>>
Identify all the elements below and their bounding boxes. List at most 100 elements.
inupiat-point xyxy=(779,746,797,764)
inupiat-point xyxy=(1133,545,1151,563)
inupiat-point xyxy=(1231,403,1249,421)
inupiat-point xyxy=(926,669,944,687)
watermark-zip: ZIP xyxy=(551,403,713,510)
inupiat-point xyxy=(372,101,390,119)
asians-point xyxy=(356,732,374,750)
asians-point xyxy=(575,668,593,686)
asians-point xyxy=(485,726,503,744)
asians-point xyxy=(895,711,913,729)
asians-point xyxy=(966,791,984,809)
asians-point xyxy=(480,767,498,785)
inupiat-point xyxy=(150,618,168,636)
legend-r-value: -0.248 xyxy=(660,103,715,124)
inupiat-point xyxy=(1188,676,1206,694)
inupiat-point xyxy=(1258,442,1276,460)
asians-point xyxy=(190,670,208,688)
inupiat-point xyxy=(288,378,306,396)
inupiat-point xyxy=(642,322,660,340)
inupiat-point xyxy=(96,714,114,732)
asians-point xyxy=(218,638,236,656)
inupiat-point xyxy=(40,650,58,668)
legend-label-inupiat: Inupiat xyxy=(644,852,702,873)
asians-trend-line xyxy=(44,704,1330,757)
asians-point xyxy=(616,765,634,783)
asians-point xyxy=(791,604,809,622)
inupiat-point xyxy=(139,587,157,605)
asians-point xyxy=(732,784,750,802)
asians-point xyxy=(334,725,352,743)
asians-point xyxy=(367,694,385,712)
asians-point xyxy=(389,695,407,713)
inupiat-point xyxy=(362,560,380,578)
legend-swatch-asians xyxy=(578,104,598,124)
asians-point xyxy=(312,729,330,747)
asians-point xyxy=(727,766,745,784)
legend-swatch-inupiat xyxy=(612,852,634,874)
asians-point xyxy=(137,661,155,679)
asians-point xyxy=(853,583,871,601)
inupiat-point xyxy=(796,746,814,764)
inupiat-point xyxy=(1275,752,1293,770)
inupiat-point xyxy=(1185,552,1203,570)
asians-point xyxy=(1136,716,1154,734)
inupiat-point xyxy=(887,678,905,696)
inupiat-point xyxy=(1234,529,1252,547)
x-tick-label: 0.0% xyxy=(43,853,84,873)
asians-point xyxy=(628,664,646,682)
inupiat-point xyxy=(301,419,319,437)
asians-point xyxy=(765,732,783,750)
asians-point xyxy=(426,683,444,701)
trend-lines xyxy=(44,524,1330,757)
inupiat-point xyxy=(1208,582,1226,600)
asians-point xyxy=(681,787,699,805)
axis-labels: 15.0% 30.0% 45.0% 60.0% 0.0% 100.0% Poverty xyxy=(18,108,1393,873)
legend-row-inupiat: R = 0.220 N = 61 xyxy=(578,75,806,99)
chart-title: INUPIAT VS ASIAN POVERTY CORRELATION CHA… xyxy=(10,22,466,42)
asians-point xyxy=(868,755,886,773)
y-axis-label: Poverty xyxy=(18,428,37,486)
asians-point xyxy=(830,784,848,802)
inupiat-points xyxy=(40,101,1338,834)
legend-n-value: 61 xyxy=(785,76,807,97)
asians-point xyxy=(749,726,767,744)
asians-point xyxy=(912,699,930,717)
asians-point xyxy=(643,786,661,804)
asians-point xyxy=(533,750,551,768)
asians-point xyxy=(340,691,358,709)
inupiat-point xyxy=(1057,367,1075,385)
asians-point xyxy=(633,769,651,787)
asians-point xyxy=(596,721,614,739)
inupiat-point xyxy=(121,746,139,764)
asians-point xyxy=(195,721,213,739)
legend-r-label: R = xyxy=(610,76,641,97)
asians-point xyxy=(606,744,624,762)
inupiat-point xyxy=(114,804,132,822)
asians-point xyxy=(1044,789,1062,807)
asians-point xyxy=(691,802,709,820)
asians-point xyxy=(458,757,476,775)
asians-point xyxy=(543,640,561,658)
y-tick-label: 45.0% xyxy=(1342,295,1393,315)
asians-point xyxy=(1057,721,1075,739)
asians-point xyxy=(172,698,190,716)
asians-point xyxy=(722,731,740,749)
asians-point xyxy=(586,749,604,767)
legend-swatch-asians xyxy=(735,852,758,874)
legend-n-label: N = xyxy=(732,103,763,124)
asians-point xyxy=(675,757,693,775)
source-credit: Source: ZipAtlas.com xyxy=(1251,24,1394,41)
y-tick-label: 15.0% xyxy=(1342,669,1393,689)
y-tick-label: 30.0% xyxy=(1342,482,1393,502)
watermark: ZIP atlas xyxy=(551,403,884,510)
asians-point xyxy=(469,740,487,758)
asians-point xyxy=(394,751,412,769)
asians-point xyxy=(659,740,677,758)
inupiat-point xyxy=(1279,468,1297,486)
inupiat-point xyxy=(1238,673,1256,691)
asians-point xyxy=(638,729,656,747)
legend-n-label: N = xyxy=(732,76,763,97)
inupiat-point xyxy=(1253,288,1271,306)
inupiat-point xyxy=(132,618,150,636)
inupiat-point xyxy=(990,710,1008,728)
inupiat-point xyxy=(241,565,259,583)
<<
* Task description *
Reproduce the records above with every occurrence of "legend-n-label" swapped for "legend-count-label", leaving all other text unchanged.

* In response *
Identify all the elements below and their bounding boxes. List at most 100 elements.
inupiat-point xyxy=(779,746,797,764)
inupiat-point xyxy=(1133,545,1151,563)
inupiat-point xyxy=(1231,403,1249,421)
inupiat-point xyxy=(926,669,944,687)
watermark-zip: ZIP xyxy=(551,403,713,510)
inupiat-point xyxy=(372,101,390,119)
asians-point xyxy=(356,732,374,750)
asians-point xyxy=(575,668,593,686)
asians-point xyxy=(485,726,503,744)
asians-point xyxy=(895,711,913,729)
asians-point xyxy=(966,791,984,809)
asians-point xyxy=(480,767,498,785)
inupiat-point xyxy=(150,618,168,636)
legend-r-value: -0.248 xyxy=(660,103,715,124)
inupiat-point xyxy=(1188,676,1206,694)
inupiat-point xyxy=(1258,442,1276,460)
asians-point xyxy=(190,670,208,688)
inupiat-point xyxy=(288,378,306,396)
inupiat-point xyxy=(642,322,660,340)
inupiat-point xyxy=(96,714,114,732)
asians-point xyxy=(218,638,236,656)
inupiat-point xyxy=(40,650,58,668)
legend-label-inupiat: Inupiat xyxy=(644,852,702,873)
asians-trend-line xyxy=(44,704,1330,757)
asians-point xyxy=(616,765,634,783)
asians-point xyxy=(791,604,809,622)
inupiat-point xyxy=(139,587,157,605)
asians-point xyxy=(732,784,750,802)
asians-point xyxy=(334,725,352,743)
asians-point xyxy=(367,694,385,712)
asians-point xyxy=(389,695,407,713)
inupiat-point xyxy=(362,560,380,578)
legend-swatch-asians xyxy=(578,104,598,124)
asians-point xyxy=(312,729,330,747)
asians-point xyxy=(727,766,745,784)
legend-swatch-inupiat xyxy=(612,852,634,874)
asians-point xyxy=(137,661,155,679)
asians-point xyxy=(853,583,871,601)
inupiat-point xyxy=(796,746,814,764)
inupiat-point xyxy=(1275,752,1293,770)
inupiat-point xyxy=(1185,552,1203,570)
asians-point xyxy=(1136,716,1154,734)
inupiat-point xyxy=(887,678,905,696)
inupiat-point xyxy=(1234,529,1252,547)
x-tick-label: 0.0% xyxy=(43,853,84,873)
asians-point xyxy=(628,664,646,682)
inupiat-point xyxy=(301,419,319,437)
asians-point xyxy=(765,732,783,750)
asians-point xyxy=(426,683,444,701)
trend-lines xyxy=(44,524,1330,757)
inupiat-point xyxy=(1208,582,1226,600)
asians-point xyxy=(681,787,699,805)
axis-labels: 15.0% 30.0% 45.0% 60.0% 0.0% 100.0% Poverty xyxy=(18,108,1393,873)
legend-row-inupiat: R = 0.220 N = 61 xyxy=(578,75,806,99)
chart-title: INUPIAT VS ASIAN POVERTY CORRELATION CHA… xyxy=(10,22,466,42)
asians-point xyxy=(868,755,886,773)
y-axis-label: Poverty xyxy=(18,428,37,486)
asians-point xyxy=(830,784,848,802)
inupiat-points xyxy=(40,101,1338,834)
legend-n-value: 61 xyxy=(785,76,807,97)
asians-point xyxy=(749,726,767,744)
asians-point xyxy=(912,699,930,717)
asians-point xyxy=(643,786,661,804)
asians-point xyxy=(533,750,551,768)
asians-point xyxy=(340,691,358,709)
inupiat-point xyxy=(1057,367,1075,385)
asians-point xyxy=(633,769,651,787)
asians-point xyxy=(596,721,614,739)
inupiat-point xyxy=(121,746,139,764)
asians-point xyxy=(195,721,213,739)
legend-r-label: R = xyxy=(610,76,641,97)
asians-point xyxy=(606,744,624,762)
inupiat-point xyxy=(114,804,132,822)
asians-point xyxy=(1044,789,1062,807)
asians-point xyxy=(691,802,709,820)
asians-point xyxy=(458,757,476,775)
asians-point xyxy=(543,640,561,658)
y-tick-label: 45.0% xyxy=(1342,295,1393,315)
asians-point xyxy=(1057,721,1075,739)
asians-point xyxy=(172,698,190,716)
asians-point xyxy=(722,731,740,749)
asians-point xyxy=(586,749,604,767)
legend-swatch-asians xyxy=(735,852,758,874)
legend-count-label: N = xyxy=(732,103,763,124)
asians-point xyxy=(675,757,693,775)
source-credit: Source: ZipAtlas.com xyxy=(1251,24,1394,41)
y-tick-label: 15.0% xyxy=(1342,669,1393,689)
y-tick-label: 30.0% xyxy=(1342,482,1393,502)
watermark: ZIP atlas xyxy=(551,403,884,510)
asians-point xyxy=(469,740,487,758)
asians-point xyxy=(394,751,412,769)
asians-point xyxy=(659,740,677,758)
inupiat-point xyxy=(1279,468,1297,486)
inupiat-point xyxy=(1238,673,1256,691)
asians-point xyxy=(638,729,656,747)
legend-count-label: N = xyxy=(732,76,763,97)
inupiat-point xyxy=(1253,288,1271,306)
inupiat-point xyxy=(132,618,150,636)
inupiat-point xyxy=(990,710,1008,728)
inupiat-point xyxy=(241,565,259,583)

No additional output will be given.